### Given data
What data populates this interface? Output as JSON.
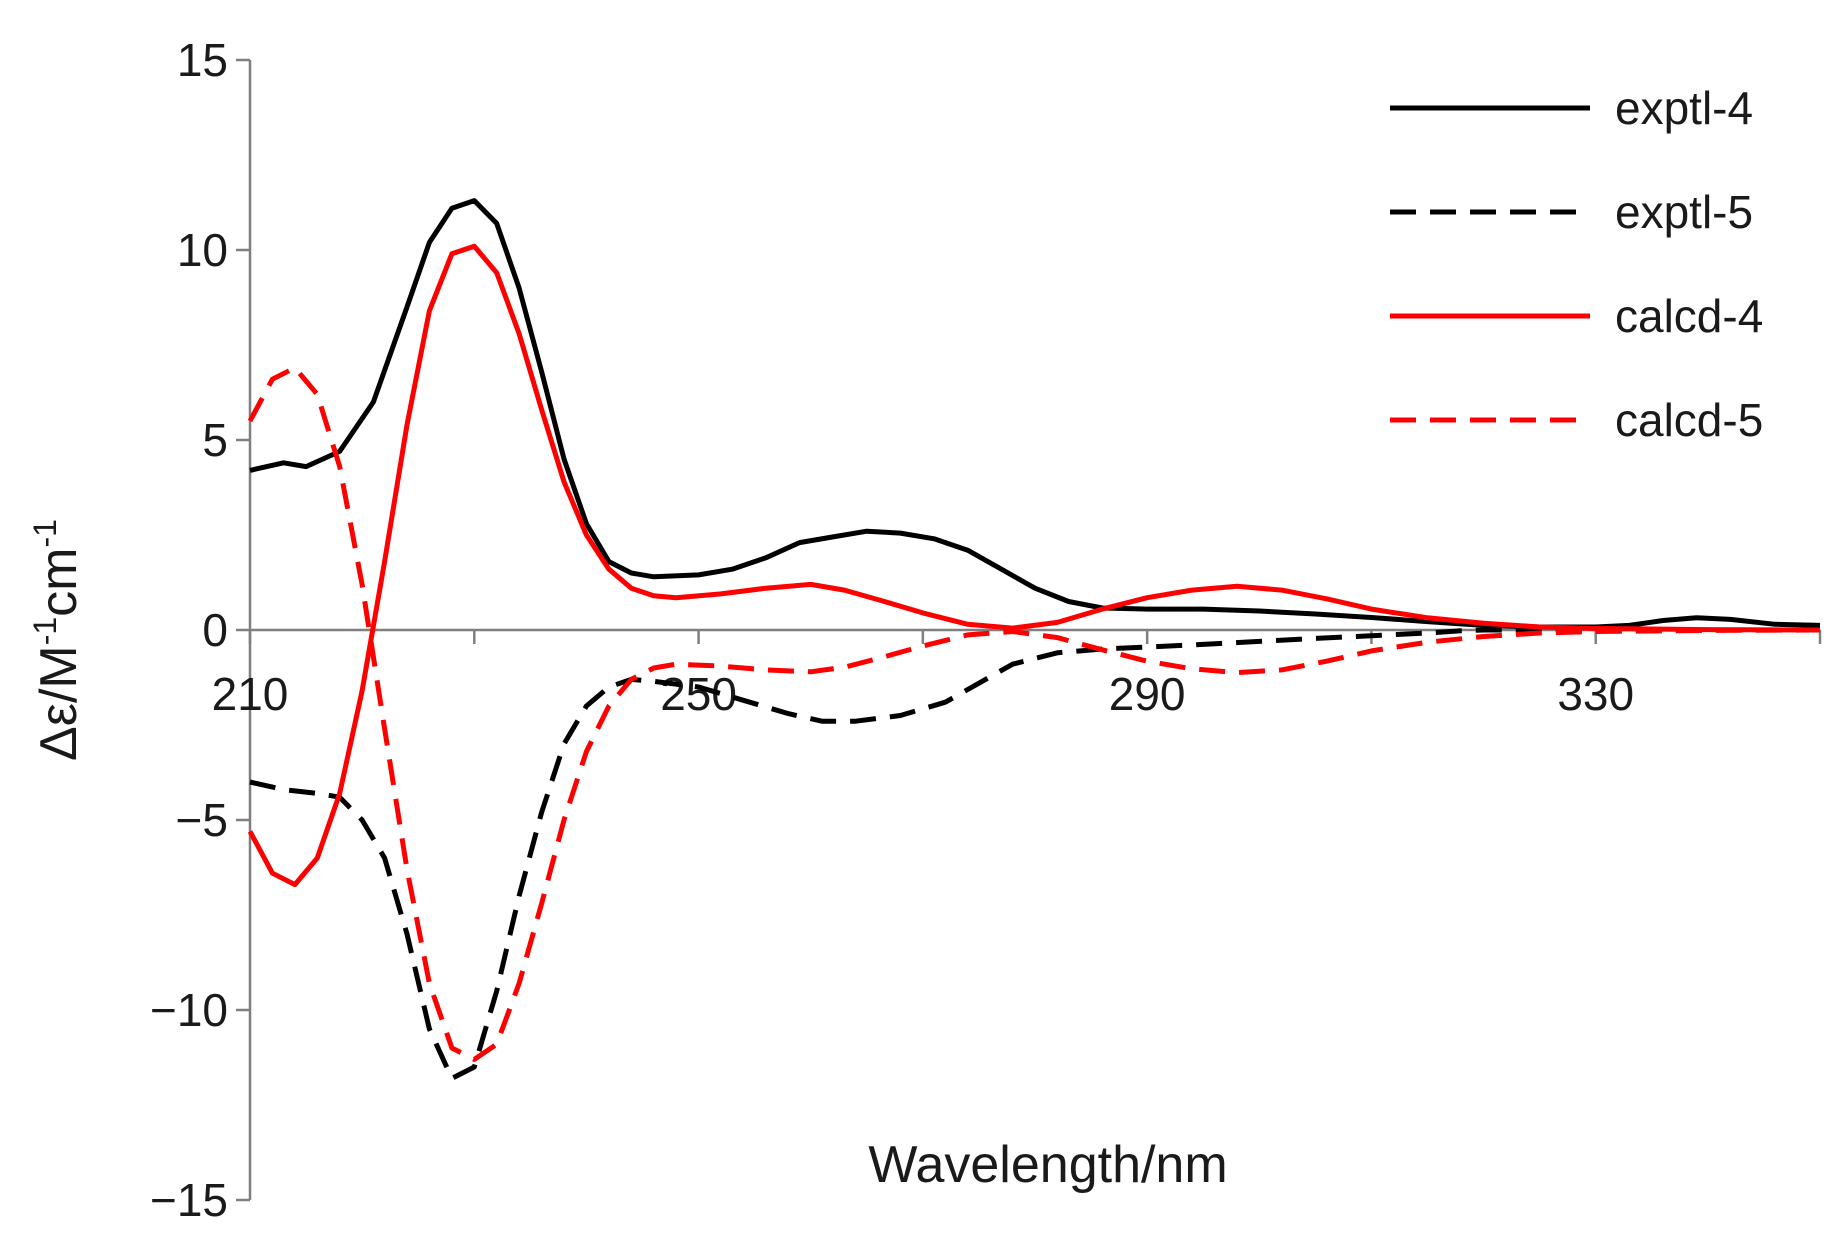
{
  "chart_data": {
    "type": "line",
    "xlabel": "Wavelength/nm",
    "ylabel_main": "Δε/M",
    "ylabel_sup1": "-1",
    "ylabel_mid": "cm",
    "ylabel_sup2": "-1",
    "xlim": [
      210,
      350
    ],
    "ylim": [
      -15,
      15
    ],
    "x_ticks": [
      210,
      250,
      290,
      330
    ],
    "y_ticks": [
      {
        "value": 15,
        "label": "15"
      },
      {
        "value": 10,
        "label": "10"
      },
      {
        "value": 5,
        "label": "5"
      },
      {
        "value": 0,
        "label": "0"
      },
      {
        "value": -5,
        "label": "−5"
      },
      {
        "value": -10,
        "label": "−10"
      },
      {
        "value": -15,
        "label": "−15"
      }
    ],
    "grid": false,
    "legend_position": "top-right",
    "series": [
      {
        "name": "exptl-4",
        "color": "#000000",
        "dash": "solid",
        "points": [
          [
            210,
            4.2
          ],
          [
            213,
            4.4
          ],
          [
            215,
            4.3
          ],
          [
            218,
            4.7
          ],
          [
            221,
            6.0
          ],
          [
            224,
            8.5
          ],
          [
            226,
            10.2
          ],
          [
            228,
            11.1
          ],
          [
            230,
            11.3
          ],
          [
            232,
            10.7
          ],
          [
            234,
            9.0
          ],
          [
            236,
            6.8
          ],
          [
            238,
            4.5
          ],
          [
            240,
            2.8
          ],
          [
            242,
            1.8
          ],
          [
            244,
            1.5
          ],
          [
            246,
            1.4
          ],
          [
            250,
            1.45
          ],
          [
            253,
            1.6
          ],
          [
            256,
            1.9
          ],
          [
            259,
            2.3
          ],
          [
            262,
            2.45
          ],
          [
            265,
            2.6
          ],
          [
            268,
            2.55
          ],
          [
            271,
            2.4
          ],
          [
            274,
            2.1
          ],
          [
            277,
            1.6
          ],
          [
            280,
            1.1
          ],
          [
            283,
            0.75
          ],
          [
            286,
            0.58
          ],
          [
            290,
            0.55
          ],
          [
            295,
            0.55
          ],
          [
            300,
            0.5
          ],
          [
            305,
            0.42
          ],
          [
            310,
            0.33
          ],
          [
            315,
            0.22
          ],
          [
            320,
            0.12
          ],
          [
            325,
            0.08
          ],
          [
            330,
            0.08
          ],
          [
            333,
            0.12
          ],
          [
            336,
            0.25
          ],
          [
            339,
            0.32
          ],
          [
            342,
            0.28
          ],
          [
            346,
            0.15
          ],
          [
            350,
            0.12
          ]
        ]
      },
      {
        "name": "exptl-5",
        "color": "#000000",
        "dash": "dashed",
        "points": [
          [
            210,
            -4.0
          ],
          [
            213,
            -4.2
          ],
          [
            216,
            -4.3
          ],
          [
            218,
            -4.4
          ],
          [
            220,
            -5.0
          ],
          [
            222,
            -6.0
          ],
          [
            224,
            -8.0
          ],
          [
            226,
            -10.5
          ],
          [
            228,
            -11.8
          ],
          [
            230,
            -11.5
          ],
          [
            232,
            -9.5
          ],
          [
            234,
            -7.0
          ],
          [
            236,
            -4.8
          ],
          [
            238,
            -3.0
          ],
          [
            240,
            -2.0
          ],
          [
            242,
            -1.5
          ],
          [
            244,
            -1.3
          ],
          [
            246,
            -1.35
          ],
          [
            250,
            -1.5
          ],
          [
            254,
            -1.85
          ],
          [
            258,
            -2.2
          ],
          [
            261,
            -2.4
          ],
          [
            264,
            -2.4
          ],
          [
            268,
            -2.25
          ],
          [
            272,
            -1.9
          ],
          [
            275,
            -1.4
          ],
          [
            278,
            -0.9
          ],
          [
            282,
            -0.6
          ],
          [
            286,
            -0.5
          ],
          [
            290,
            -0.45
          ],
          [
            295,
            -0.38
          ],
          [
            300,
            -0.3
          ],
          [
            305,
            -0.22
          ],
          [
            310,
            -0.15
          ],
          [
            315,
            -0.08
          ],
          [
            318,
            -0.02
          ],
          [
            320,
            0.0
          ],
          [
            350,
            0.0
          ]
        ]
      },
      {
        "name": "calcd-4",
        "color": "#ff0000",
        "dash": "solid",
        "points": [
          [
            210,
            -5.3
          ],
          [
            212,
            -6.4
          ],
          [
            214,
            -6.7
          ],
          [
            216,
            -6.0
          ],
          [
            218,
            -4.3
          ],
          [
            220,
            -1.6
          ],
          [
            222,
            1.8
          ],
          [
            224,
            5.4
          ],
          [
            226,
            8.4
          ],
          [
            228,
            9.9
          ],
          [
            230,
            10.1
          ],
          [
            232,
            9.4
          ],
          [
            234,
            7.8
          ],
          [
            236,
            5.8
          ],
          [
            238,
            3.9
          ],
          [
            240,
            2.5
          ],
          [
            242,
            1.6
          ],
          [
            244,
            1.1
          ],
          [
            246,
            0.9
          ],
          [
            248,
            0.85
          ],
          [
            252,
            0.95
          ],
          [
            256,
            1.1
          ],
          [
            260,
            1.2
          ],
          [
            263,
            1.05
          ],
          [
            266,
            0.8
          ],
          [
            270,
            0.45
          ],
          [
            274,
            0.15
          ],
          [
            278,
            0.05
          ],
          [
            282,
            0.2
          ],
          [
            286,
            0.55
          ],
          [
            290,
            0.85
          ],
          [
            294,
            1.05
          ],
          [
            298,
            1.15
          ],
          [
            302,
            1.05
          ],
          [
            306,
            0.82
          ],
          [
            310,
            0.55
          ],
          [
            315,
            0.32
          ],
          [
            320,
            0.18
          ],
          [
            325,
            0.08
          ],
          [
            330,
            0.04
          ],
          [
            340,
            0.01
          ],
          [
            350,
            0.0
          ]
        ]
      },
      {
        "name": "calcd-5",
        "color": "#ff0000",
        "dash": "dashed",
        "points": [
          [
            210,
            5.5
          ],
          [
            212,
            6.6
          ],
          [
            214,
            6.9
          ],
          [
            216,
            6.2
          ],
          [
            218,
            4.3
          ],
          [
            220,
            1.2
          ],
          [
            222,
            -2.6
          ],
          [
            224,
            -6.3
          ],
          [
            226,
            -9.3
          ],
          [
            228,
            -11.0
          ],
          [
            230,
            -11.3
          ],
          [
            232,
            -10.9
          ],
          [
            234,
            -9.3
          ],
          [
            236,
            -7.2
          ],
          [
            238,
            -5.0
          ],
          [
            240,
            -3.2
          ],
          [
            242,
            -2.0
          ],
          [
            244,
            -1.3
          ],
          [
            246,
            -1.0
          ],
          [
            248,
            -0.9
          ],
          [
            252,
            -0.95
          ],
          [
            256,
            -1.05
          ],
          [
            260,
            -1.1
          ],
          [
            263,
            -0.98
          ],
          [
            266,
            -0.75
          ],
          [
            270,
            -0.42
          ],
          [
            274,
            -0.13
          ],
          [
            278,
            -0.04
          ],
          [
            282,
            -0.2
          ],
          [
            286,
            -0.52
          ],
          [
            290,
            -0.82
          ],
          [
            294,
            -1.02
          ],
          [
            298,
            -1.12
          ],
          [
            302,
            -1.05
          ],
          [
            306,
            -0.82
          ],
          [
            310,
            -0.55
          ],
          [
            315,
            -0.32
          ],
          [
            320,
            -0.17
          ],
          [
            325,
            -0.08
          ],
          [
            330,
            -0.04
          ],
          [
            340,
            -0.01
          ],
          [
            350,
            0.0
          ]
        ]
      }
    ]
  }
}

--

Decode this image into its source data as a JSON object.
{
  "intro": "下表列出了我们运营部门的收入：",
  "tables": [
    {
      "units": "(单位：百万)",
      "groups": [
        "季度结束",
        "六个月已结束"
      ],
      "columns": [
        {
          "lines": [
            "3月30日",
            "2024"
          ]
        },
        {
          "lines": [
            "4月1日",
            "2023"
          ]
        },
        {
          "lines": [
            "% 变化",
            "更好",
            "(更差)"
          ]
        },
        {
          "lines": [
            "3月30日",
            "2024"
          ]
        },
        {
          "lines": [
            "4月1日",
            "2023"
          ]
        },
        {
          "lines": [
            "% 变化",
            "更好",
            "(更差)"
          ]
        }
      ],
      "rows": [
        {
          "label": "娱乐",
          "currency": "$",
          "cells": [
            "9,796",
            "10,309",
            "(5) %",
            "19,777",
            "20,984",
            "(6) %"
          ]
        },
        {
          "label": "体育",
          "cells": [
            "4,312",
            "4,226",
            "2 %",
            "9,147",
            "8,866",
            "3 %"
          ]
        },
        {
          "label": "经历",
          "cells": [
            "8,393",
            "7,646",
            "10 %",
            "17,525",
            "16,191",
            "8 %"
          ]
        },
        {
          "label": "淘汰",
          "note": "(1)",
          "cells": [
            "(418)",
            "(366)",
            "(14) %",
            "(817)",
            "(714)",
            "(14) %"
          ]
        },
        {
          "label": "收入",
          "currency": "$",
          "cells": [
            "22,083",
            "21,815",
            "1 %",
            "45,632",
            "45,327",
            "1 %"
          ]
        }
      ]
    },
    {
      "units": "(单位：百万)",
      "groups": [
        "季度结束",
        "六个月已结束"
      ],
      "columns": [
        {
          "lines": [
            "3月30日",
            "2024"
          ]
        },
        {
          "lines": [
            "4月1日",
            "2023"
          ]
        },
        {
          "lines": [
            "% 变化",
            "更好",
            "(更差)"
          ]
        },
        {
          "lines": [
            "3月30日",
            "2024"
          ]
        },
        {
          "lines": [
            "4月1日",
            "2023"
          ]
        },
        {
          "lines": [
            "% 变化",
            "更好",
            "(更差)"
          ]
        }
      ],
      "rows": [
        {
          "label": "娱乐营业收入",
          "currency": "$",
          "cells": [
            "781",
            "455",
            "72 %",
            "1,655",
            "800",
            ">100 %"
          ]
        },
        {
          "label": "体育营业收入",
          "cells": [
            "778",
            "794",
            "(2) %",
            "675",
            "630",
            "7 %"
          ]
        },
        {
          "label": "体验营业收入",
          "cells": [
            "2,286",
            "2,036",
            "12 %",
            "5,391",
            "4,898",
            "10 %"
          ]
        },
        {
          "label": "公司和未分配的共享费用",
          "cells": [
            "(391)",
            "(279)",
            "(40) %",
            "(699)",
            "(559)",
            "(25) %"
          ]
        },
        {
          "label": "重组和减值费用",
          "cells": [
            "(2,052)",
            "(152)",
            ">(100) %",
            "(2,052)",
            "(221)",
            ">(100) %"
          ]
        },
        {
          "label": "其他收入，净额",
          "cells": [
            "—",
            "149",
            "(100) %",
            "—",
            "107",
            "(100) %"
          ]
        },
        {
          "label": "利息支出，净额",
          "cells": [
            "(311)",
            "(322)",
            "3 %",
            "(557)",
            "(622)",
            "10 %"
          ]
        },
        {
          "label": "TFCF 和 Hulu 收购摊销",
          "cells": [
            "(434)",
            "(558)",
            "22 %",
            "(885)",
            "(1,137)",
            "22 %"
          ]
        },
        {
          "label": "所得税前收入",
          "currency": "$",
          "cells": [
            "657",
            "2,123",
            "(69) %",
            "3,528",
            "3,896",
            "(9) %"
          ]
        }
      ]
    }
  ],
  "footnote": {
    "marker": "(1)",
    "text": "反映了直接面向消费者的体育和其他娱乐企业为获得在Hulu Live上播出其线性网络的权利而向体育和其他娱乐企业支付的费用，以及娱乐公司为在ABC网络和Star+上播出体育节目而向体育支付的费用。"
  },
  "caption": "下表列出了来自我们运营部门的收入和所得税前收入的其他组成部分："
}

### What to do
Working from the material above, state how many lines contain "value"; give only the number.

### Answer to the exercise
7